> **GIVEN INSTRUCTION**:
Reproduce the lines without any change, starting with the first line and ending with the line that contains "all-buckets-card: ALL BUCKETS", both included.

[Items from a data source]

________________

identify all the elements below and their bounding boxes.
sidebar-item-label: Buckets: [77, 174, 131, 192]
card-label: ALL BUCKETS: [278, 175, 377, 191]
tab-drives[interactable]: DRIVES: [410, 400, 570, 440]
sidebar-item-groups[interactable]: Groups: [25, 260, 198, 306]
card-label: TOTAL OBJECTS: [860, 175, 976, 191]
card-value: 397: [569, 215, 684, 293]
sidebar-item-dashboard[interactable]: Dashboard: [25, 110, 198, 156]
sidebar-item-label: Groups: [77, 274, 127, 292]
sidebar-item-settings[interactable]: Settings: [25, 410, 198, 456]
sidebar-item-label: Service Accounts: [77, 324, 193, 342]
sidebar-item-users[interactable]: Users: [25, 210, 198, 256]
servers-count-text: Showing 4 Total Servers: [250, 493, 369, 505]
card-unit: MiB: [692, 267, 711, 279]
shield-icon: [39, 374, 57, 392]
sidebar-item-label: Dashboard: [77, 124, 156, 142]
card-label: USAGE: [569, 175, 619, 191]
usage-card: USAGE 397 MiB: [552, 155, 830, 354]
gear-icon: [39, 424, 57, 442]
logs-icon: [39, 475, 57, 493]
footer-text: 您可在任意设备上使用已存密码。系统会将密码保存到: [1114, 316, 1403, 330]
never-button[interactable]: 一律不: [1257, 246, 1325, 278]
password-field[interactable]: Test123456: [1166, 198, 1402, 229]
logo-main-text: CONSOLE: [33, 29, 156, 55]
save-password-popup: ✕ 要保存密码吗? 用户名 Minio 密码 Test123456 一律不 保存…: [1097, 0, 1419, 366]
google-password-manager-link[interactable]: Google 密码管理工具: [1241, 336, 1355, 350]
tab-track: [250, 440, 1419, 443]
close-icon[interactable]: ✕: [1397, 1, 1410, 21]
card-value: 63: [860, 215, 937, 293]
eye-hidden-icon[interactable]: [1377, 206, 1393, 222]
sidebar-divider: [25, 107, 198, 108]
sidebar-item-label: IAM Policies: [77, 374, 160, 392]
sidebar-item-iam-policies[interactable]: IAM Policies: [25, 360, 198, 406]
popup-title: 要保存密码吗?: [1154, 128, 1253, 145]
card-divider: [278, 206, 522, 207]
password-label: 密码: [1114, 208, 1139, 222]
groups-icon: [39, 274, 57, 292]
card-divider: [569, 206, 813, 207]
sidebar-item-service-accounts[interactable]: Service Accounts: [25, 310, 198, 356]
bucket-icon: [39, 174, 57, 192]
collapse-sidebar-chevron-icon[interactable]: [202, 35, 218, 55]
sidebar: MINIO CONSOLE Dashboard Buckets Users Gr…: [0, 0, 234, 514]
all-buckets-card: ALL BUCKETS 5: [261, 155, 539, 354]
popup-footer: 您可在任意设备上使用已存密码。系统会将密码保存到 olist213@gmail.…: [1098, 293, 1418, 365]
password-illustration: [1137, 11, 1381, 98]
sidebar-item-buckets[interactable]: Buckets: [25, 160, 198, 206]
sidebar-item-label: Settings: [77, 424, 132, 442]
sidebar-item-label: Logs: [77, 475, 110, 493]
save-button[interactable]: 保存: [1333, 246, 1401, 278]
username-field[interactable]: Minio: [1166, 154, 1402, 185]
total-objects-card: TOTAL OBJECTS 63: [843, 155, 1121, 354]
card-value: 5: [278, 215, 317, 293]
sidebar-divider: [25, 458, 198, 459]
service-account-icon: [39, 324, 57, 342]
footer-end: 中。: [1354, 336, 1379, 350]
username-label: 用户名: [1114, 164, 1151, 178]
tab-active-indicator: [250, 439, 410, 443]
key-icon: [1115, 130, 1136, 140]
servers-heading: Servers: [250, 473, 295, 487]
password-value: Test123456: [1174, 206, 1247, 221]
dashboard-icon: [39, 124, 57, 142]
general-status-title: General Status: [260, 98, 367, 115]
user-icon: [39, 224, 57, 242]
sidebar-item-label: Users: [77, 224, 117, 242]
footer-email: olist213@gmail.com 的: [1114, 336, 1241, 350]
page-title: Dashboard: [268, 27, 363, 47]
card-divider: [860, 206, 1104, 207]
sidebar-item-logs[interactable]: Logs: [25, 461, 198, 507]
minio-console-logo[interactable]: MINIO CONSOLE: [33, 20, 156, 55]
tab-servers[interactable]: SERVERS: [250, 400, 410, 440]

________________

> **OUTPUT OF THE TASK**:
identify all the elements below and their bounding boxes.
sidebar-item-label: Buckets: [77, 174, 131, 192]
card-label: ALL BUCKETS: [278, 175, 377, 191]
tab-drives[interactable]: DRIVES: [410, 400, 570, 440]
sidebar-item-groups[interactable]: Groups: [25, 260, 198, 306]
card-label: TOTAL OBJECTS: [860, 175, 976, 191]
card-value: 397: [569, 215, 684, 293]
sidebar-item-dashboard[interactable]: Dashboard: [25, 110, 198, 156]
sidebar-item-label: Groups: [77, 274, 127, 292]
sidebar-item-settings[interactable]: Settings: [25, 410, 198, 456]
sidebar-item-label: Service Accounts: [77, 324, 193, 342]
sidebar-item-users[interactable]: Users: [25, 210, 198, 256]
servers-count-text: Showing 4 Total Servers: [250, 493, 369, 505]
card-unit: MiB: [692, 267, 711, 279]
shield-icon: [39, 374, 57, 392]
sidebar-item-label: Dashboard: [77, 124, 156, 142]
card-label: USAGE: [569, 175, 619, 191]
usage-card: USAGE 397 MiB: [552, 155, 830, 354]
gear-icon: [39, 424, 57, 442]
logs-icon: [39, 475, 57, 493]
footer-text: 您可在任意设备上使用已存密码。系统会将密码保存到: [1114, 316, 1403, 330]
never-button[interactable]: 一律不: [1257, 246, 1325, 278]
password-field[interactable]: Test123456: [1166, 198, 1402, 229]
logo-main-text: CONSOLE: [33, 29, 156, 55]
save-password-popup: ✕ 要保存密码吗? 用户名 Minio 密码 Test123456 一律不 保存…: [1097, 0, 1419, 366]
google-password-manager-link[interactable]: Google 密码管理工具: [1241, 336, 1355, 350]
tab-track: [250, 440, 1419, 443]
close-icon[interactable]: ✕: [1397, 1, 1410, 21]
card-value: 63: [860, 215, 937, 293]
eye-hidden-icon[interactable]: [1377, 206, 1393, 222]
sidebar-divider: [25, 107, 198, 108]
sidebar-item-label: IAM Policies: [77, 374, 160, 392]
sidebar-item-iam-policies[interactable]: IAM Policies: [25, 360, 198, 406]
popup-title: 要保存密码吗?: [1154, 128, 1253, 145]
card-divider: [278, 206, 522, 207]
password-label: 密码: [1114, 208, 1139, 222]
groups-icon: [39, 274, 57, 292]
card-divider: [569, 206, 813, 207]
sidebar-item-service-accounts[interactable]: Service Accounts: [25, 310, 198, 356]
bucket-icon: [39, 174, 57, 192]
collapse-sidebar-chevron-icon[interactable]: [202, 35, 218, 55]
sidebar: MINIO CONSOLE Dashboard Buckets Users Gr…: [0, 0, 234, 514]
all-buckets-card: ALL BUCKETS 5: [261, 155, 539, 354]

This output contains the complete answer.